- **PROBLEM STATEMENT**: Your task is to print all of the material verbatim.
** begin ENTRIES **
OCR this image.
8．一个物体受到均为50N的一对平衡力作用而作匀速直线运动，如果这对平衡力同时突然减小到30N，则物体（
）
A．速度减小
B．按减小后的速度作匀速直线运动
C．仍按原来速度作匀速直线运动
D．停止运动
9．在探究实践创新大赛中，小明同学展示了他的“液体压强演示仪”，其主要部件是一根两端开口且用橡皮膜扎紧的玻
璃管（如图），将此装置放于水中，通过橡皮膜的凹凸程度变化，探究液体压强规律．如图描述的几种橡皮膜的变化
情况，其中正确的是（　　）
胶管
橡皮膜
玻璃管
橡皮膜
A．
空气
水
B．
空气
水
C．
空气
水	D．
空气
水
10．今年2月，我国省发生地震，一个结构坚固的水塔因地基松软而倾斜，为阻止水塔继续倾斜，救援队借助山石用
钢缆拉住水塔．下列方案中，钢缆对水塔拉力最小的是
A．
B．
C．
** end ENTRIES **
- **ANSWER IN FULL**:
OCR this image.
8．一个物体受到均为50N的一对平衡力作用而作匀速直线运动，如果这对平衡力同时突然减小到30N，则物体（
）
A．速度减小
B．按减小后的速度作匀速直线运动
C．仍按原来速度作匀速直线运动
D．停止运动
9．在探究实践创新大赛中，小明同学展示了他的“液体压强演示仪”，其主要部件是一根两端开口且用橡皮膜扎紧的玻
璃管（如图），将此装置放于水中，通过橡皮膜的凹凸程度变化，探究液体压强规律．如图描述的几种橡皮膜的变化
情况，其中正确的是（　　）
胶管
橡皮膜
玻璃管
橡皮膜
A．
空气
水
B．
空气
水
C．
空气
水	D．
空气
水
10．今年2月，我国省发生地震，一个结构坚固的水塔因地基松软而倾斜，为阻止水塔继续倾斜，救援队借助山石用
钢缆拉住水塔．下列方案中，钢缆对水塔拉力最小的是
A．
B．
C．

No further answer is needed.